■ Task details ■
Report the count of lines holding "выдачу" in the records, with no other words.

— Start Records —

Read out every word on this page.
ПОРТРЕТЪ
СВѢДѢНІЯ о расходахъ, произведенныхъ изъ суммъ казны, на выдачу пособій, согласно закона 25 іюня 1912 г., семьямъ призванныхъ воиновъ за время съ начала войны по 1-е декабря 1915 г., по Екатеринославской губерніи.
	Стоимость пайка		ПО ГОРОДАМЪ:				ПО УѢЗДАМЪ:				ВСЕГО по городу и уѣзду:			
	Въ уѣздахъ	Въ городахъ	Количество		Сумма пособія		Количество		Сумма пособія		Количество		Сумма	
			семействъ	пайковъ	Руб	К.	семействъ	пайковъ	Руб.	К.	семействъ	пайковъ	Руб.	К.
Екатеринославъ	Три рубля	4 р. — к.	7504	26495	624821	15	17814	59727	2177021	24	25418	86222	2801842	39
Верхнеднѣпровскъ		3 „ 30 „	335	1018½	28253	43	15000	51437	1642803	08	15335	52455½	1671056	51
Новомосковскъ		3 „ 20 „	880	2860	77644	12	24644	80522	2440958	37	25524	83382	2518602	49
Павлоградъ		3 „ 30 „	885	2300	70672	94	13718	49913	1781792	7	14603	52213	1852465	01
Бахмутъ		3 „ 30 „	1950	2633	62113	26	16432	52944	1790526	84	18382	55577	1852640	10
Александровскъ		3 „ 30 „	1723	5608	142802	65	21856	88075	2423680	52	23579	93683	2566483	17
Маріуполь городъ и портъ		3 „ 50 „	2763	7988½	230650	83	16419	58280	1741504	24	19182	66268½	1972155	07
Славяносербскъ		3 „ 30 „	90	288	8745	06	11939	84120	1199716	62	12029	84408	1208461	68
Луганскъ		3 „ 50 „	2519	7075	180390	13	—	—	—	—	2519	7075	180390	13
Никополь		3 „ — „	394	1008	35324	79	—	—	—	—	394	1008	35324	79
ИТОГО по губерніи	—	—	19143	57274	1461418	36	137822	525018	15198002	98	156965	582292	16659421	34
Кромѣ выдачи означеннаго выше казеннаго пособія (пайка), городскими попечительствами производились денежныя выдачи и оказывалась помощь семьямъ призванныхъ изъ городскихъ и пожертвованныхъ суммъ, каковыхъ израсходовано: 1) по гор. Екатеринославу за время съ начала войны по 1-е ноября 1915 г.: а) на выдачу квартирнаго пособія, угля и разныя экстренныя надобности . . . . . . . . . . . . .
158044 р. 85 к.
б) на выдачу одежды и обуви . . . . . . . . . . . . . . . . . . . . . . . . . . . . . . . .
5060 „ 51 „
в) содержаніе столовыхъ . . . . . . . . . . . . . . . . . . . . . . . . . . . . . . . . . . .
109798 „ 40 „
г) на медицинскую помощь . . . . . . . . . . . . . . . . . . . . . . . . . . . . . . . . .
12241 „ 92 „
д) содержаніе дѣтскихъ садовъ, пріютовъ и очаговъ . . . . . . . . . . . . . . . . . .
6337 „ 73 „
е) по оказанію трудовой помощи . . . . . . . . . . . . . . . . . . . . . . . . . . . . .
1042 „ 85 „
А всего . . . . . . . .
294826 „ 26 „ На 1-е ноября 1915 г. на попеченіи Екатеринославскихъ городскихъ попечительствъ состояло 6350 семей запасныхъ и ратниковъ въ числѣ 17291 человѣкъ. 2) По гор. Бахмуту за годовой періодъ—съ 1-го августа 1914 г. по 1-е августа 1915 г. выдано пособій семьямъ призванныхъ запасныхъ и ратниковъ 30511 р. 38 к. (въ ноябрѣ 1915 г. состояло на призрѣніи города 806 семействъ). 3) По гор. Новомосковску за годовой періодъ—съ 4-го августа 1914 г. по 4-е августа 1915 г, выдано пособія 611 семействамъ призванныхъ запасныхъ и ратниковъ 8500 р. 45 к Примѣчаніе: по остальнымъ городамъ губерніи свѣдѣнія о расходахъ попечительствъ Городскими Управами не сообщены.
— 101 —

— End Records —

■ The result ■
3